**WRITTEN REQUEST**
Take the entries below and print all of them exactly, please.

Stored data
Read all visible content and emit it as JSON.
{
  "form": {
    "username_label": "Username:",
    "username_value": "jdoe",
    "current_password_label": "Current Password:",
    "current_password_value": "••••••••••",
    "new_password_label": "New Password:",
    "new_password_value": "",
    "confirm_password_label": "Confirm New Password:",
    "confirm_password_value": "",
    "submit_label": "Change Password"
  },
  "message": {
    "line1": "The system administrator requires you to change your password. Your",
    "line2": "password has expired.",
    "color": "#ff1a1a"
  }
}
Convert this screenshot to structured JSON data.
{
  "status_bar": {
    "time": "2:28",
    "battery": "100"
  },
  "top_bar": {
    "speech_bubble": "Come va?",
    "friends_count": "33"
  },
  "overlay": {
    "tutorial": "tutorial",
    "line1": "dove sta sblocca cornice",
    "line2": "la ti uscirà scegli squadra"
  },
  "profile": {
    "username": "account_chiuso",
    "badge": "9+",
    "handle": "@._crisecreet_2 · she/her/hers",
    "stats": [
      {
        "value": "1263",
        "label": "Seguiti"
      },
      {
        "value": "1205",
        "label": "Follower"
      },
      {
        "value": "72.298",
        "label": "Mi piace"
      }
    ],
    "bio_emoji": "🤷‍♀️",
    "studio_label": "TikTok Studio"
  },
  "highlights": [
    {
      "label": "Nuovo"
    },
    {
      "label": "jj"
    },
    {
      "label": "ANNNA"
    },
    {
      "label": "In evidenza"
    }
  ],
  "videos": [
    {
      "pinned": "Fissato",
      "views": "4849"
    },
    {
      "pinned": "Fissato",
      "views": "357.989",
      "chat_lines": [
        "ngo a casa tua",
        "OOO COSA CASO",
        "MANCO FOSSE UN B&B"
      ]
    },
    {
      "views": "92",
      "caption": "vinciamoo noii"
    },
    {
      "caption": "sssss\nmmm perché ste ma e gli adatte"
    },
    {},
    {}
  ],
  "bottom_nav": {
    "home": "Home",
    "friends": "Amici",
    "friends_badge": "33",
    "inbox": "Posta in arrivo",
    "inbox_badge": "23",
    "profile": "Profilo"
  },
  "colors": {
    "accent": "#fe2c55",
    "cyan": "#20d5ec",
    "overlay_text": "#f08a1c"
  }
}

**EXERCISE RESPONSE**
Read all visible content and emit it as JSON.
{
  "form": {
    "username_label": "Username:",
    "username_value": "jdoe",
    "current_password_label": "Current Password:",
    "current_password_value": "••••••••••",
    "new_password_label": "New Password:",
    "new_password_value": "",
    "confirm_password_label": "Confirm New Password:",
    "confirm_password_value": "",
    "submit_label": "Change Password"
  },
  "message": {
    "line1": "The system administrator requires you to change your password. Your",
    "line2": "password has expired.",
    "color": "#ff1a1a"
  }
}
Convert this screenshot to structured JSON data.
{
  "status_bar": {
    "time": "2:28",
    "battery": "100"
  },
  "top_bar": {
    "speech_bubble": "Come va?",
    "friends_count": "33"
  },
  "overlay": {
    "tutorial": "tutorial",
    "line1": "dove sta sblocca cornice",
    "line2": "la ti uscirà scegli squadra"
  },
  "profile": {
    "username": "account_chiuso",
    "badge": "9+",
    "handle": "@._crisecreet_2 · she/her/hers",
    "stats": [
      {
        "value": "1263",
        "label": "Seguiti"
      },
      {
        "value": "1205",
        "label": "Follower"
      },
      {
        "value": "72.298",
        "label": "Mi piace"
      }
    ],
    "bio_emoji": "🤷‍♀️",
    "studio_label": "TikTok Studio"
  },
  "highlights": [
    {
      "label": "Nuovo"
    },
    {
      "label": "jj"
    },
    {
      "label": "ANNNA"
    },
    {
      "label": "In evidenza"
    }
  ],
  "videos": [
    {
      "pinned": "Fissato",
      "views": "4849"
    },
    {
      "pinned": "Fissato",
      "views": "357.989",
      "chat_lines": [
        "ngo a casa tua",
        "OOO COSA CASO",
        "MANCO FOSSE UN B&B"
      ]
    },
    {
      "views": "92",
      "caption": "vinciamoo noii"
    },
    {
      "caption": "sssss\nmmm perché ste ma e gli adatte"
    },
    {},
    {}
  ],
  "bottom_nav": {
    "home": "Home",
    "friends": "Amici",
    "friends_badge": "33",
    "inbox": "Posta in arrivo",
    "inbox_badge": "23",
    "profile": "Profilo"
  },
  "colors": {
    "accent": "#fe2c55",
    "cyan": "#20d5ec",
    "overlay_text": "#f08a1c"
  }
}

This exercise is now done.